Data records
^^^^^^^^^^^^^^^^

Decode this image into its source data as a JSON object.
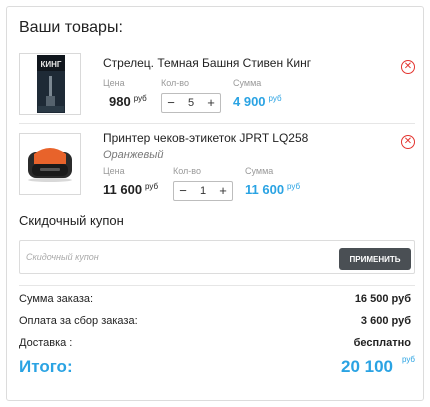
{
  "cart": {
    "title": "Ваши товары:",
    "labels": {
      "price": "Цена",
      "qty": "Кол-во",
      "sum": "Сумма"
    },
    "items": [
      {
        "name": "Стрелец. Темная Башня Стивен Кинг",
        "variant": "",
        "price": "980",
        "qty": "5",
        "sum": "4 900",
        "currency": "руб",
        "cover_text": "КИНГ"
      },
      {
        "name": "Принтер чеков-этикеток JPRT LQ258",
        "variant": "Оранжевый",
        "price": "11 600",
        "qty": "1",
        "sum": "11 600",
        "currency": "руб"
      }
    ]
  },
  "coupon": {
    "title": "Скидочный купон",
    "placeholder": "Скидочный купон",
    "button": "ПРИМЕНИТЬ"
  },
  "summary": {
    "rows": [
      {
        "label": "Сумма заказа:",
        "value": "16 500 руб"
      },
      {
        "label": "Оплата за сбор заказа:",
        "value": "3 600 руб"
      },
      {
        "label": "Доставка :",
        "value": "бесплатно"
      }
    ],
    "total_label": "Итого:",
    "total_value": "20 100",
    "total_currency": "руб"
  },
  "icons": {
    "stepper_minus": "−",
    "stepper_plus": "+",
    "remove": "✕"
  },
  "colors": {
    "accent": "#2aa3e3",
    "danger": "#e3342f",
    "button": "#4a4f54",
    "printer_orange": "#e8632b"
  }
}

^^^^^^^^^^^^^^^^

Quote every entry exactly, with the pictures omitted.

Written reply:
Decode this image into its source data as a JSON object.
{
  "cart": {
    "title": "Ваши товары:",
    "labels": {
      "price": "Цена",
      "qty": "Кол-во",
      "sum": "Сумма"
    },
    "items": [
      {
        "name": "Стрелец. Темная Башня Стивен Кинг",
        "variant": "",
        "price": "980",
        "qty": "5",
        "sum": "4 900",
        "currency": "руб",
        "cover_text": "КИНГ"
      },
      {
        "name": "Принтер чеков-этикеток JPRT LQ258",
        "variant": "Оранжевый",
        "price": "11 600",
        "qty": "1",
        "sum": "11 600",
        "currency": "руб"
      }
    ]
  },
  "coupon": {
    "title": "Скидочный купон",
    "placeholder": "Скидочный купон",
    "button": "ПРИМЕНИТЬ"
  },
  "summary": {
    "rows": [
      {
        "label": "Сумма заказа:",
        "value": "16 500 руб"
      },
      {
        "label": "Оплата за сбор заказа:",
        "value": "3 600 руб"
      },
      {
        "label": "Доставка :",
        "value": "бесплатно"
      }
    ],
    "total_label": "Итого:",
    "total_value": "20 100",
    "total_currency": "руб"
  },
  "icons": {
    "stepper_minus": "−",
    "stepper_plus": "+",
    "remove": "✕"
  },
  "colors": {
    "accent": "#2aa3e3",
    "danger": "#e3342f",
    "button": "#4a4f54",
    "printer_orange": "#e8632b"
  }
}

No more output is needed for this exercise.